# SET EXERCISE 1
From the Facebook advertising article below, write out the passage that begins at the words "Ads Manager is" and stops after the words "Facebook advertising efforts.".

# EXCERPT TO READ
▶

Facebook Ads are easy to get into; one tap of that juicy blue “boost post” button and off you go! But getting the most out of them? That’s a lot harder than you think.
Ads Manager is constantly changing and evolving.
The strategies and tactics that worked only a few months ago may be redundant now and features that were available last year may not even exist any more.
To help you navigate your path to success in the ever-changing Facebook advertising landscape, I’ve put together eight great Facebook advertising tips.
I’ve also outlined some handy strategies and collected a few gems from respected Facebook advertisers around the world that you can use to inspire your own Facebook advertising efforts.
But before we dig into that, let’s zoom in on an important question for a second:
Even though multiple companies pulled their ads from Facebook, we cannot argue that Facebook still remains ‘THE’ social media platform – especially when you factor in its ownership of Instagram and the ease with which you can advertise on both from Ads Manager.
Clearly, Facebook advertising is an essential marketing channel for businesses globally. But how do marketers leverage it in the right way?
We’re not going to answer this question in regards to basic post-boosting, which remains a simple process.
Instead, we’re going to take a closer look at a higher level, where the myriad of different setup, bidding, optimization, and placement options often makes Facebook advertising tricky to navigate.
Ready to learn how to give your Facebook ads the best chance of success? Here are my top eight Facebook advertising tips:
In 2019, Facebook made an unexpected announcement that Campaign Budget Optimization (aka CBO) would become mandatory for all accounts. This means marketers need to grasp it ASAP.
CBO was a major, much-heralded update Facebook made to campaign setup options in late 2017 and which it rolled out worldwide in 2018. At first, the feature was fairly unimpressive in terms of results for those who tested it, and many advertisers became skeptical about the apparent lack of control they would have over their ads.
Then, suddenly, marketers (including myself) began having real success with CBO, and for many businesses the feature is now a staple in terms of their Facebook advertising strategies.
Basically, the place where you set your budget shifts from adset to campaign level. The theory goes that Facebook will allocate most of that budget to the top-performing ad sets, like this:
In a standard setup, the vast majority of optimization and learning is at adset level; whereas in a CBO far more is at the overall campaign level.
Well, I think of my ad sets as a pack of wolves, off hunting for purchases in the Facebook ads wilderness.
In a normal setup, they go off fairly independently, learning as they find potential prey along the way and maybe bumping into each other occasionally.
However, they don’t really communicate much and they all roam for a set number of miles each day regardless of whether or not they find any food (i.e. spending all the daily budget regardless of conversions, as per the graphic).
Now, in CBO, the pack has a leader who sends them all off in strategic directions and then stands at the top of a mountain watching them hunt and observing where the most food is.

◀

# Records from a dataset
▶

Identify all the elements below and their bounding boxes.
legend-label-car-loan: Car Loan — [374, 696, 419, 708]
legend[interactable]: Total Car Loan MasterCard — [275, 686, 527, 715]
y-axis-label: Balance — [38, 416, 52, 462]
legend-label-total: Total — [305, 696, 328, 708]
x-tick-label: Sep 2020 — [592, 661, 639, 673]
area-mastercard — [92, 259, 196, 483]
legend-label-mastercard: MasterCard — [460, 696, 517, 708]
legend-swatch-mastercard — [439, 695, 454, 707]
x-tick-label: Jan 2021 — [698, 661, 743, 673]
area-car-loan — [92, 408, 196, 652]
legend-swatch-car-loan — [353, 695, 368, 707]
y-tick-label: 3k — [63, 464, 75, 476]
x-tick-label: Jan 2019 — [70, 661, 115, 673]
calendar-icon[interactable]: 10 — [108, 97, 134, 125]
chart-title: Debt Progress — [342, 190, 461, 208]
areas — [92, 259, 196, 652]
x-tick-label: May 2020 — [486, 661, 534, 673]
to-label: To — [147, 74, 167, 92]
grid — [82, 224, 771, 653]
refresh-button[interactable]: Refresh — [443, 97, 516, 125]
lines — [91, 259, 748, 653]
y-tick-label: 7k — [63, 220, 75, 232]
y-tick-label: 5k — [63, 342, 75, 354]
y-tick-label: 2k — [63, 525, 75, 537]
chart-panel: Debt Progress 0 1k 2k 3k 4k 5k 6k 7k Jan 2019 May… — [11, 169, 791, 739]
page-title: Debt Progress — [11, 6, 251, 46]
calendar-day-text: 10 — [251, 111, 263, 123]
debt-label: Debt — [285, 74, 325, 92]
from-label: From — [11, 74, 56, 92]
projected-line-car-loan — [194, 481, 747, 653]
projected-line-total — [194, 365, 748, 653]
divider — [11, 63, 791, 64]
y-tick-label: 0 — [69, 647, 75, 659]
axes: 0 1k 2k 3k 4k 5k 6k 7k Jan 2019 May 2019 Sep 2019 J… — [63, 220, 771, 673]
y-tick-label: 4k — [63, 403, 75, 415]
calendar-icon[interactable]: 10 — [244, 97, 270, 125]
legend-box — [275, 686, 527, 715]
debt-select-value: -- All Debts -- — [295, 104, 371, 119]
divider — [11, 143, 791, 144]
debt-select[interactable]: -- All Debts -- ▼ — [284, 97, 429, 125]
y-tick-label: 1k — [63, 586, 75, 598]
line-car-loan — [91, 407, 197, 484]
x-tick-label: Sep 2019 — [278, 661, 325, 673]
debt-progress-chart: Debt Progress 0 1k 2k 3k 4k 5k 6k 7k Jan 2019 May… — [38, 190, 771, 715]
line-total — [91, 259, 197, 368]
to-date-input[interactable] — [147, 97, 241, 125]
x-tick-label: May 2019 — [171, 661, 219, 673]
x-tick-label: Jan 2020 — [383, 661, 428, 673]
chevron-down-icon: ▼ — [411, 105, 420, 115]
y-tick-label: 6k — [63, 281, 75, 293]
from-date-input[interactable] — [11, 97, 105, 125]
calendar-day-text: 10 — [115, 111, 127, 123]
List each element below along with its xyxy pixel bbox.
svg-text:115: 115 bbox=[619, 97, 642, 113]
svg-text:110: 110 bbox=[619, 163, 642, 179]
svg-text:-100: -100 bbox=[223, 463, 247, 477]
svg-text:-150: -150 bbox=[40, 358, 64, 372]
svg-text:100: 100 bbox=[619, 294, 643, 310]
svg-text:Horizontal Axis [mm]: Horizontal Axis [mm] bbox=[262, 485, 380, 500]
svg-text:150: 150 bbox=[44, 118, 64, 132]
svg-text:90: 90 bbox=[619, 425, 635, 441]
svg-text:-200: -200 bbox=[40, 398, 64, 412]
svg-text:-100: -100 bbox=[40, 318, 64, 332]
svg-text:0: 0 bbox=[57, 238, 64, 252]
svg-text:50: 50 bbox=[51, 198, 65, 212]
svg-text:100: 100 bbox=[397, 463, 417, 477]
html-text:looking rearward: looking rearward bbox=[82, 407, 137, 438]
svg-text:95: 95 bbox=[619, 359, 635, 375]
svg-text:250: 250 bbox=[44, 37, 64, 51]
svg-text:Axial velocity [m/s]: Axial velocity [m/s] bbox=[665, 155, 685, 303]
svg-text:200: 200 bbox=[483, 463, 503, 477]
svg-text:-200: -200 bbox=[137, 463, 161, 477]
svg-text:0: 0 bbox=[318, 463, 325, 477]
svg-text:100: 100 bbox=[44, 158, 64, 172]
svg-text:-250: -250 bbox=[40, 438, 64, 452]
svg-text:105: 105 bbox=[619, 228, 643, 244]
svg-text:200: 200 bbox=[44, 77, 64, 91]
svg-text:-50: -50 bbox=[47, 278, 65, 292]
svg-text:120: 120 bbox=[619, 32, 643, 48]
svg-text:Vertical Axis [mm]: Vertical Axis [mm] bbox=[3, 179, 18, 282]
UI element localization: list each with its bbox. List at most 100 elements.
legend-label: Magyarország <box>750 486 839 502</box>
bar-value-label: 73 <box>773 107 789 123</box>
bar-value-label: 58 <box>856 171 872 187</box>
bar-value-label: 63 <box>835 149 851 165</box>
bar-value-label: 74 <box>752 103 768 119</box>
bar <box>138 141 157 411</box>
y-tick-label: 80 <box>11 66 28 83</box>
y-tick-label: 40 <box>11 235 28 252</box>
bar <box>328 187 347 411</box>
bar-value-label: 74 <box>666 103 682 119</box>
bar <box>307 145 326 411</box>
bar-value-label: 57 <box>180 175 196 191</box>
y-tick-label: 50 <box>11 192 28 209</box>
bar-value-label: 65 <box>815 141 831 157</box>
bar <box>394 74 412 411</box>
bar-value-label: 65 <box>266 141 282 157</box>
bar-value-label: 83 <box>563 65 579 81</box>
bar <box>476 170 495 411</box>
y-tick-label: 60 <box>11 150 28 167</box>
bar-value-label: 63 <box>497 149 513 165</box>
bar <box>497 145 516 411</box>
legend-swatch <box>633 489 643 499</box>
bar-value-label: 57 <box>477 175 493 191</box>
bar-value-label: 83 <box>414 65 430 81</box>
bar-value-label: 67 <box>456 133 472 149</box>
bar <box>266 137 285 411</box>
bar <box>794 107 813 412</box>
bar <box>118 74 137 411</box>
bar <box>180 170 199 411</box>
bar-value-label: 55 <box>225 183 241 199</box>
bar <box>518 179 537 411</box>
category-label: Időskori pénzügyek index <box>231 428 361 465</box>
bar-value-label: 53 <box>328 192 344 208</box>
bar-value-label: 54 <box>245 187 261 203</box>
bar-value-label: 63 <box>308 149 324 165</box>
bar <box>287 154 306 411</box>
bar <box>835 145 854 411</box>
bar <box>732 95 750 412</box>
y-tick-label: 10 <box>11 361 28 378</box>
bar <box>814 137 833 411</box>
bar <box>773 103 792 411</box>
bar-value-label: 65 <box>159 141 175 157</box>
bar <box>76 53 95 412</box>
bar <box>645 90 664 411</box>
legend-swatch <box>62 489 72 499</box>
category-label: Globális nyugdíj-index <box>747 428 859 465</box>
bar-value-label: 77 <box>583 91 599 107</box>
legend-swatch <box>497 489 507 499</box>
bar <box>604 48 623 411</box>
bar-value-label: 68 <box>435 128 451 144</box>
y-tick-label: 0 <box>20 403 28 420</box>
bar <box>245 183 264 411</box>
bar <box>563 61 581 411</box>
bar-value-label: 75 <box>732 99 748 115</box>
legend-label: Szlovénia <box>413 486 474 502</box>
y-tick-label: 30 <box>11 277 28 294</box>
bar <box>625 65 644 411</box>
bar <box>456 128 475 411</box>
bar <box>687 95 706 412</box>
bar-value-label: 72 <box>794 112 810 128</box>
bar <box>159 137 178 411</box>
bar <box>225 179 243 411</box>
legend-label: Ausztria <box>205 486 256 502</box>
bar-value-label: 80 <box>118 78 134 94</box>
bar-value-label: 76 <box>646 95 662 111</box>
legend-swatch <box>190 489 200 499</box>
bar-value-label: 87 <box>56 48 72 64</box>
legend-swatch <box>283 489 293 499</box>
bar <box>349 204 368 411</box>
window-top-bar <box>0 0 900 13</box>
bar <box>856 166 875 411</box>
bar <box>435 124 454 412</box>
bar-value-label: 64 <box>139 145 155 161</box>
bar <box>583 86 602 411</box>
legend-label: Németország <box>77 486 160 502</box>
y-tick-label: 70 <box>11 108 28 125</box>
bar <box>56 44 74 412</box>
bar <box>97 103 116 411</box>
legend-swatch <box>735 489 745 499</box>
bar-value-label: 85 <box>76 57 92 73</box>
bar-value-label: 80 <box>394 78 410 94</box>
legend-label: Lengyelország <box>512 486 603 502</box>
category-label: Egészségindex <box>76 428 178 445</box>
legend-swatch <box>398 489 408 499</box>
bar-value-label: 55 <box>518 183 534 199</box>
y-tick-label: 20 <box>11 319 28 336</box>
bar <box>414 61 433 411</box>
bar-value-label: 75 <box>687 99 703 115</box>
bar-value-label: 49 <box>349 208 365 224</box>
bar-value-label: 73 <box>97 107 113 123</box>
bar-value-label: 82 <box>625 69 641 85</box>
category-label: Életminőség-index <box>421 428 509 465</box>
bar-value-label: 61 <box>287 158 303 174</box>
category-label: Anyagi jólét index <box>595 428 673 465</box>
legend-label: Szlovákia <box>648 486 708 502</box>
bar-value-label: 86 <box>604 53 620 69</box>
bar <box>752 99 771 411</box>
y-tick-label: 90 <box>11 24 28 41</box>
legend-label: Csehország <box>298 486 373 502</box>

◀

# SET EXERCISE 2
In the rows above, begin at the first row and stop after the row that contains "area-car-loan — [92, 408, 196, 652]". Reproduce only those rows, switching "Balance" to "Outstanding" and leaving everything else unchanged.

# FINISHED ANSWER 1
Ads Manager is constantly changing and evolving.
The strategies and tactics that worked only a few months ago may be redundant now and features that were available last year may not even exist any more.
To help you navigate your path to success in the ever-changing Facebook advertising landscape, I’ve put together eight great Facebook advertising tips.
I’ve also outlined some handy strategies and collected a few gems from respected Facebook advertisers around the world that you can use to inspire your own Facebook advertising efforts.

# FINISHED ANSWER 2
Identify all the elements below and their bounding boxes.
legend-label-car-loan: Car Loan — [374, 696, 419, 708]
legend[interactable]: Total Car Loan MasterCard — [275, 686, 527, 715]
y-axis-label: Outstanding — [38, 416, 52, 462]
legend-label-total: Total — [305, 696, 328, 708]
x-tick-label: Sep 2020 — [592, 661, 639, 673]
area-mastercard — [92, 259, 196, 483]
legend-label-mastercard: MasterCard — [460, 696, 517, 708]
legend-swatch-mastercard — [439, 695, 454, 707]
x-tick-label: Jan 2021 — [698, 661, 743, 673]
area-car-loan — [92, 408, 196, 652]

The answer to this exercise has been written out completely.